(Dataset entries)
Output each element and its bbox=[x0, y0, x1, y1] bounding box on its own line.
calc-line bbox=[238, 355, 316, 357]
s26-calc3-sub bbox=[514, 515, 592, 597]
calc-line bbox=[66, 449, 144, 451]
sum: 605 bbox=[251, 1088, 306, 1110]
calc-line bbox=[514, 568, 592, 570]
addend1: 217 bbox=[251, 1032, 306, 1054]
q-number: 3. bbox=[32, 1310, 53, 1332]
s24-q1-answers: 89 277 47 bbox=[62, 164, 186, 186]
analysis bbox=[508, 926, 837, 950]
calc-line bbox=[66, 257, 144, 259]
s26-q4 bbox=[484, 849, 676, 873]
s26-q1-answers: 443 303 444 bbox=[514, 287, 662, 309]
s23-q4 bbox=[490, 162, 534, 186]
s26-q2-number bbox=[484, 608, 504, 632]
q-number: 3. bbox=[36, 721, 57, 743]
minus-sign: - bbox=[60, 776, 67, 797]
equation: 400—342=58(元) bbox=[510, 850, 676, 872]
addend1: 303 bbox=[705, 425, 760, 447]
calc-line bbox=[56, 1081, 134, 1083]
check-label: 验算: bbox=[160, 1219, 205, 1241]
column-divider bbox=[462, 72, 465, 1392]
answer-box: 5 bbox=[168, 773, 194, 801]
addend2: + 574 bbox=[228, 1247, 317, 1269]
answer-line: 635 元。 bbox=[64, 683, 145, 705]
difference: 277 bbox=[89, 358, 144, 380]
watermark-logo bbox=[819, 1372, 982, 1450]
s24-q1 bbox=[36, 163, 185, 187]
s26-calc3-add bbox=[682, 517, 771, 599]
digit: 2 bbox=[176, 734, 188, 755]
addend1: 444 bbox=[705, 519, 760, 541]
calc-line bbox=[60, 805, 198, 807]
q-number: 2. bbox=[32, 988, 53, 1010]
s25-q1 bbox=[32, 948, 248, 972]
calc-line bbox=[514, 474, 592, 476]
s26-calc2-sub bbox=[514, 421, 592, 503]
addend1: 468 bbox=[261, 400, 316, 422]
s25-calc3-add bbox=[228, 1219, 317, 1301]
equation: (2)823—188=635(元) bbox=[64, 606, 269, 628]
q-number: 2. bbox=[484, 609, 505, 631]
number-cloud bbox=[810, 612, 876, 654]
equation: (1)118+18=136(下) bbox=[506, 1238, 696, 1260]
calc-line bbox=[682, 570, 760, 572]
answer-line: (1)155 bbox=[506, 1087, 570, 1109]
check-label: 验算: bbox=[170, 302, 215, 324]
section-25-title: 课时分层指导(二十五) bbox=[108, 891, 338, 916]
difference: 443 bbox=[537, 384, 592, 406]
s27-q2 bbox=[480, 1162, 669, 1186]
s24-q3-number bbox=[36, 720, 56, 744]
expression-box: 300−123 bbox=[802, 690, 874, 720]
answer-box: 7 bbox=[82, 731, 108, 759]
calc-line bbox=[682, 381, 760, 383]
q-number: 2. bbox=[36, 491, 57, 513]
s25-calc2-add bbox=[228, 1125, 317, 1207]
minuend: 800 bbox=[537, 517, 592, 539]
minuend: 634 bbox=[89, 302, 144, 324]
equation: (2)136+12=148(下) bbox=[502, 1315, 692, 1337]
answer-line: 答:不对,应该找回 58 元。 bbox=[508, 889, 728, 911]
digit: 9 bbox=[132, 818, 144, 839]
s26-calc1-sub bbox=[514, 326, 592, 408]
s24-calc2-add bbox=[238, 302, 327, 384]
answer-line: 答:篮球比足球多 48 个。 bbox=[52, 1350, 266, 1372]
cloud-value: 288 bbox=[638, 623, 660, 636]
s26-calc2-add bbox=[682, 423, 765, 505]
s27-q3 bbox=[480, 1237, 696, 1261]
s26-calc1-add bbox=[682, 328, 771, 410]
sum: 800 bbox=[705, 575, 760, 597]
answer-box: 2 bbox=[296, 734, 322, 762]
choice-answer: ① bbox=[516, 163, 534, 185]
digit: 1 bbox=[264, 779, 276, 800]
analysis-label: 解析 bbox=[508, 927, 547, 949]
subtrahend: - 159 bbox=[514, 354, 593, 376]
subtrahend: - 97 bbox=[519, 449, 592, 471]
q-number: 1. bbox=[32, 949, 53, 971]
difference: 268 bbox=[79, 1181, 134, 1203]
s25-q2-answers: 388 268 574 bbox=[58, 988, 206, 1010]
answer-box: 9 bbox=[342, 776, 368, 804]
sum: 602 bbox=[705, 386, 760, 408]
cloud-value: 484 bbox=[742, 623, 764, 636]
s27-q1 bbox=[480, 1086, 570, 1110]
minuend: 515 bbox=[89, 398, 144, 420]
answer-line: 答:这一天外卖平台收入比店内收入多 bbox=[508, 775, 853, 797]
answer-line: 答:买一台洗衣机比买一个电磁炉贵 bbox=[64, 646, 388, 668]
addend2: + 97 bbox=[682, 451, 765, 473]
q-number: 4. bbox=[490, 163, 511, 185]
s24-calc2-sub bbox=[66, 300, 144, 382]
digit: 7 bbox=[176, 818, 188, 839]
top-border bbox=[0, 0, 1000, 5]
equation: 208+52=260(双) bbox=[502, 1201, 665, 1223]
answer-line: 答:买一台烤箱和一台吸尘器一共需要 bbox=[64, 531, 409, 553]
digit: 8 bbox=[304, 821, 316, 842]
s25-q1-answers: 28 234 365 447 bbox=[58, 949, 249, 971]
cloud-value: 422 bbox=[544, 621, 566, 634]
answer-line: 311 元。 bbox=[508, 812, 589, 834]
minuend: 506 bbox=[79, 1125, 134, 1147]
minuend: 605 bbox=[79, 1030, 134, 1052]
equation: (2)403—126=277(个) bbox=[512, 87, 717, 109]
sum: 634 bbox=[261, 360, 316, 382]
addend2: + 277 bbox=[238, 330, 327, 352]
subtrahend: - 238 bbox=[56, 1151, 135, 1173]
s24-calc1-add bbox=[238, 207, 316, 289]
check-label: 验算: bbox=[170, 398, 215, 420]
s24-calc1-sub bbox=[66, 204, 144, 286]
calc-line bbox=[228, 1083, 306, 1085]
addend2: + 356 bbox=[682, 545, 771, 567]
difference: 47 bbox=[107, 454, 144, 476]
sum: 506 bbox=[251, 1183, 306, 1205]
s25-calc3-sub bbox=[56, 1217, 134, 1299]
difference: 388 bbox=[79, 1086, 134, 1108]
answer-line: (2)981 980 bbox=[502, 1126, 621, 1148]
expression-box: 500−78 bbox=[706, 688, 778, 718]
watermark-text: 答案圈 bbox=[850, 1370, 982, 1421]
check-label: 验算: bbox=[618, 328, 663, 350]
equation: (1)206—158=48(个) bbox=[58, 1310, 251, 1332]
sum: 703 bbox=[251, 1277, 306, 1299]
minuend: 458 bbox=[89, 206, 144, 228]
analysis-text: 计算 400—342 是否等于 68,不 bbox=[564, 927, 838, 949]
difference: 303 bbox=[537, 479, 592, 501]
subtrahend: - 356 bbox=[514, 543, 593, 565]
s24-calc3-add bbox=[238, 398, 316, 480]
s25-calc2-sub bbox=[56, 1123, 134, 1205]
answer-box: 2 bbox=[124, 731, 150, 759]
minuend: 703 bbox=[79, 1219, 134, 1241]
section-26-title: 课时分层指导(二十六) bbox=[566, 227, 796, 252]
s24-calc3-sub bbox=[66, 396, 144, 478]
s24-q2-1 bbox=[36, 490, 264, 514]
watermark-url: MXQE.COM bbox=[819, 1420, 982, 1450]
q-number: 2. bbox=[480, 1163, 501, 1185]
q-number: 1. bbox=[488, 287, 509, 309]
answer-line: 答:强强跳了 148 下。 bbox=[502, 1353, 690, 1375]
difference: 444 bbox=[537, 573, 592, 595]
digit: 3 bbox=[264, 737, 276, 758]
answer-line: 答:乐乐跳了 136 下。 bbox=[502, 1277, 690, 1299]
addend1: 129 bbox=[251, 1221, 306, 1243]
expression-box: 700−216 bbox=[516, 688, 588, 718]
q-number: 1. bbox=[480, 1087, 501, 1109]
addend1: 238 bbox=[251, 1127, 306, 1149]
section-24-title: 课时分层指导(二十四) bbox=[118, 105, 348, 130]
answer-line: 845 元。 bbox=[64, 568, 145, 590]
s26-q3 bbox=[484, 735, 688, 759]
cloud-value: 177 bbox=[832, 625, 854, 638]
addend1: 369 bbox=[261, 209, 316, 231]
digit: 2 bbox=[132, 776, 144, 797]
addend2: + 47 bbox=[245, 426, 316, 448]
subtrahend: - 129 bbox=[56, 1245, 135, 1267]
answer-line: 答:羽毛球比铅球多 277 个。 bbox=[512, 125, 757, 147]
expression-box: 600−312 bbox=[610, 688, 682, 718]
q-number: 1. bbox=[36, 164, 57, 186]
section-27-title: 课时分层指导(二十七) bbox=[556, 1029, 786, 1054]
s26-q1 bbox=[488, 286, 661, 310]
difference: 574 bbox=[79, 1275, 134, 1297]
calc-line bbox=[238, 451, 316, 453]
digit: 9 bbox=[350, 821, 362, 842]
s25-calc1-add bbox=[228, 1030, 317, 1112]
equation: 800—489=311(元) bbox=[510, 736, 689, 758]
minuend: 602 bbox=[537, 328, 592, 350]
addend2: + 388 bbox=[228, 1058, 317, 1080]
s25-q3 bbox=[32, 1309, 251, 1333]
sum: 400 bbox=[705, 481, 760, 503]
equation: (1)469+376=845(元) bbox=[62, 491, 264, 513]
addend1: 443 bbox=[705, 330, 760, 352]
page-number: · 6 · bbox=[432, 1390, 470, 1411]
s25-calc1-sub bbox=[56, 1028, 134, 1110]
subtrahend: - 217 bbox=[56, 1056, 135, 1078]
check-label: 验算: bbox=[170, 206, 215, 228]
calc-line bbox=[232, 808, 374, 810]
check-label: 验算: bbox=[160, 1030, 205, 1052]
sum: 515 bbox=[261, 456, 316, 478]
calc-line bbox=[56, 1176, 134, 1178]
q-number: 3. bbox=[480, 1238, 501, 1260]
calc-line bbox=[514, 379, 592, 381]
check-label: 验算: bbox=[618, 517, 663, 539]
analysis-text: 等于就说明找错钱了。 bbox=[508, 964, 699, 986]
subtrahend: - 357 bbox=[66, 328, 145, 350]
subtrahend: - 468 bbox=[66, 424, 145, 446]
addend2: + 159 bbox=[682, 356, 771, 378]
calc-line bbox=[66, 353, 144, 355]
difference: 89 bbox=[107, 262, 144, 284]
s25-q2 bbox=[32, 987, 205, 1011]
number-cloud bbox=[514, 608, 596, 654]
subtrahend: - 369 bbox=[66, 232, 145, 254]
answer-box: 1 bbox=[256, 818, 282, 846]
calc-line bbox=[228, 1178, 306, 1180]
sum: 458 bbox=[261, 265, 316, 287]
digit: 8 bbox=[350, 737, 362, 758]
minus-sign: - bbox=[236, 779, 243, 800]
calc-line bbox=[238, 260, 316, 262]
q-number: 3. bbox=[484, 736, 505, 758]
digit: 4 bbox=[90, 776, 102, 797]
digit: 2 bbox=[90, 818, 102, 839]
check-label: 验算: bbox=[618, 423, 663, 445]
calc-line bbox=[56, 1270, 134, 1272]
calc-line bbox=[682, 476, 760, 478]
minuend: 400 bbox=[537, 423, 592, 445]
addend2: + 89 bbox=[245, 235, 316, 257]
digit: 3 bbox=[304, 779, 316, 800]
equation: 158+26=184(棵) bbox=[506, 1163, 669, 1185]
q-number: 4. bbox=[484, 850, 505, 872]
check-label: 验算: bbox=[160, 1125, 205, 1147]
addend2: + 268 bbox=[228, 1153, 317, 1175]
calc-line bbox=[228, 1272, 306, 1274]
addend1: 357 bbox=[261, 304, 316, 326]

:: What you will do ::
Change each "calc-line" to "calc-rule" in the rows from the start of the rows through the row holding "q-number: 3. bbox=[36, 721, 57, 743]", inclusive. Write out only those rows, with everything else left as it is.

:: Answer to this task ::
Output each element and its bbox=[x0, y0, x1, y1] bounding box on its own line.
calc-rule bbox=[238, 355, 316, 357]
s26-calc3-sub bbox=[514, 515, 592, 597]
calc-rule bbox=[66, 449, 144, 451]
sum: 605 bbox=[251, 1088, 306, 1110]
calc-rule bbox=[514, 568, 592, 570]
addend1: 217 bbox=[251, 1032, 306, 1054]
q-number: 3. bbox=[32, 1310, 53, 1332]
s24-q1-answers: 89 277 47 bbox=[62, 164, 186, 186]
analysis bbox=[508, 926, 837, 950]
calc-rule bbox=[66, 257, 144, 259]
s26-q4 bbox=[484, 849, 676, 873]
s26-q1-answers: 443 303 444 bbox=[514, 287, 662, 309]
s23-q4 bbox=[490, 162, 534, 186]
s26-q2-number bbox=[484, 608, 504, 632]
q-number: 3. bbox=[36, 721, 57, 743]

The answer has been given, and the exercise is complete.